_SOURCE DATA_.
● ● ● ●
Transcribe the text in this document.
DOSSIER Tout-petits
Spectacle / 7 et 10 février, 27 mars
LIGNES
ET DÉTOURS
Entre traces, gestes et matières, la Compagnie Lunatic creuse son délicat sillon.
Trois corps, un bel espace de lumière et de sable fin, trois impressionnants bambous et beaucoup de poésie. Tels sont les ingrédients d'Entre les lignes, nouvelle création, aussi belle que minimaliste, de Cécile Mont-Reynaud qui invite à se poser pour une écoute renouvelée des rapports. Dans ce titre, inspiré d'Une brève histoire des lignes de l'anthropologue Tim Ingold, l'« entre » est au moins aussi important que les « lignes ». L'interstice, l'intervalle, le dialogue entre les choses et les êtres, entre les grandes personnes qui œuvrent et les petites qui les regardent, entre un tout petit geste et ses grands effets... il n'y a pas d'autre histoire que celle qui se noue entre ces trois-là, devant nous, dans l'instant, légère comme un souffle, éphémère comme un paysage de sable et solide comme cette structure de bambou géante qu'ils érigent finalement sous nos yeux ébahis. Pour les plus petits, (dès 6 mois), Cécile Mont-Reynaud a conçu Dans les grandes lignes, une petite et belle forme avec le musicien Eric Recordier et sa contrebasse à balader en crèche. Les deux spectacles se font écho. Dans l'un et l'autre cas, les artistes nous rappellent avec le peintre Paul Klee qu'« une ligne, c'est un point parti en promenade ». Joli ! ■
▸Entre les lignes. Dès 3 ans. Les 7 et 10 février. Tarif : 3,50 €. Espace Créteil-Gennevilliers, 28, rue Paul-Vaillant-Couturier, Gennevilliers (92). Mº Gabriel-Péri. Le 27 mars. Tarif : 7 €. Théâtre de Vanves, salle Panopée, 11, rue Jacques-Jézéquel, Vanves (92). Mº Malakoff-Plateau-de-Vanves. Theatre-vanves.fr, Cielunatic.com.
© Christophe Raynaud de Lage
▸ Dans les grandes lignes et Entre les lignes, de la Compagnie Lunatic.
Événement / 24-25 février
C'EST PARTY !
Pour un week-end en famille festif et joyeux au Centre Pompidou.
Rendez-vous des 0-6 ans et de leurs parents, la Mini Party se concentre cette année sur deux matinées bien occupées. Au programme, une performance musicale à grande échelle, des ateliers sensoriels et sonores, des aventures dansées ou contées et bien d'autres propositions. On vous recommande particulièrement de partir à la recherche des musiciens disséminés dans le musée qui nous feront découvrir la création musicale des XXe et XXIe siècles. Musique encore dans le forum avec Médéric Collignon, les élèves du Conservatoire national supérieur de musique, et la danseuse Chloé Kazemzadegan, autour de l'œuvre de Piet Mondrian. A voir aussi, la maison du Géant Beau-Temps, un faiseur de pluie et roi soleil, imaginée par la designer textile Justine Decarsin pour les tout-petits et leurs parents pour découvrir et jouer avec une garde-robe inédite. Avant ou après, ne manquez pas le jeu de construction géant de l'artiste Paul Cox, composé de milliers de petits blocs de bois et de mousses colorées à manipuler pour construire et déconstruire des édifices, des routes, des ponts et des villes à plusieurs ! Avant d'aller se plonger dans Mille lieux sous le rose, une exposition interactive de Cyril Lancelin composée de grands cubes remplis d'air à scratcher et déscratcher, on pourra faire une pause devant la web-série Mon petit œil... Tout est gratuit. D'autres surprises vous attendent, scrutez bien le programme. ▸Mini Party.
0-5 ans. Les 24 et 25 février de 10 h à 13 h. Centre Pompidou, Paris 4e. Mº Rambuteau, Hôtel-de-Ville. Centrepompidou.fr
● ● ● ●
Quote the data in full, keeping each word unchanged.

Transcribe the text in this document.
DOSSIER Tout-petits
Spectacle / 7 et 10 février, 27 mars
LIGNES
ET DÉTOURS
Entre traces, gestes et matières, la Compagnie Lunatic creuse son délicat sillon.
Trois corps, un bel espace de lumière et de sable fin, trois impressionnants bambous et beaucoup de poésie. Tels sont les ingrédients d'Entre les lignes, nouvelle création, aussi belle que minimaliste, de Cécile Mont-Reynaud qui invite à se poser pour une écoute renouvelée des rapports. Dans ce titre, inspiré d'Une brève histoire des lignes de l'anthropologue Tim Ingold, l'« entre » est au moins aussi important que les « lignes ». L'interstice, l'intervalle, le dialogue entre les choses et les êtres, entre les grandes personnes qui œuvrent et les petites qui les regardent, entre un tout petit geste et ses grands effets... il n'y a pas d'autre histoire que celle qui se noue entre ces trois-là, devant nous, dans l'instant, légère comme un souffle, éphémère comme un paysage de sable et solide comme cette structure de bambou géante qu'ils érigent finalement sous nos yeux ébahis. Pour les plus petits, (dès 6 mois), Cécile Mont-Reynaud a conçu Dans les grandes lignes, une petite et belle forme avec le musicien Eric Recordier et sa contrebasse à balader en crèche. Les deux spectacles se font écho. Dans l'un et l'autre cas, les artistes nous rappellent avec le peintre Paul Klee qu'« une ligne, c'est un point parti en promenade ». Joli ! ■
▸Entre les lignes. Dès 3 ans. Les 7 et 10 février. Tarif : 3,50 €. Espace Créteil-Gennevilliers, 28, rue Paul-Vaillant-Couturier, Gennevilliers (92). Mº Gabriel-Péri. Le 27 mars. Tarif : 7 €. Théâtre de Vanves, salle Panopée, 11, rue Jacques-Jézéquel, Vanves (92). Mº Malakoff-Plateau-de-Vanves. Theatre-vanves.fr, Cielunatic.com.
© Christophe Raynaud de Lage
▸ Dans les grandes lignes et Entre les lignes, de la Compagnie Lunatic.
Événement / 24-25 février
C'EST PARTY !
Pour un week-end en famille festif et joyeux au Centre Pompidou.
Rendez-vous des 0-6 ans et de leurs parents, la Mini Party se concentre cette année sur deux matinées bien occupées. Au programme, une performance musicale à grande échelle, des ateliers sensoriels et sonores, des aventures dansées ou contées et bien d'autres propositions. On vous recommande particulièrement de partir à la recherche des musiciens disséminés dans le musée qui nous feront découvrir la création musicale des XXe et XXIe siècles. Musique encore dans le forum avec Médéric Collignon, les élèves du Conservatoire national supérieur de musique, et la danseuse Chloé Kazemzadegan, autour de l'œuvre de Piet Mondrian. A voir aussi, la maison du Géant Beau-Temps, un faiseur de pluie et roi soleil, imaginée par la designer textile Justine Decarsin pour les tout-petits et leurs parents pour découvrir et jouer avec une garde-robe inédite. Avant ou après, ne manquez pas le jeu de construction géant de l'artiste Paul Cox, composé de milliers de petits blocs de bois et de mousses colorées à manipuler pour construire et déconstruire des édifices, des routes, des ponts et des villes à plusieurs ! Avant d'aller se plonger dans Mille lieux sous le rose, une exposition interactive de Cyril Lancelin composée de grands cubes remplis d'air à scratcher et déscratcher, on pourra faire une pause devant la web-série Mon petit œil... Tout est gratuit. D'autres surprises vous attendent, scrutez bien le programme. ▸Mini Party.
0-5 ans. Les 24 et 25 février de 10 h à 13 h. Centre Pompidou, Paris 4e. Mº Rambuteau, Hôtel-de-Ville. Centrepompidou.fr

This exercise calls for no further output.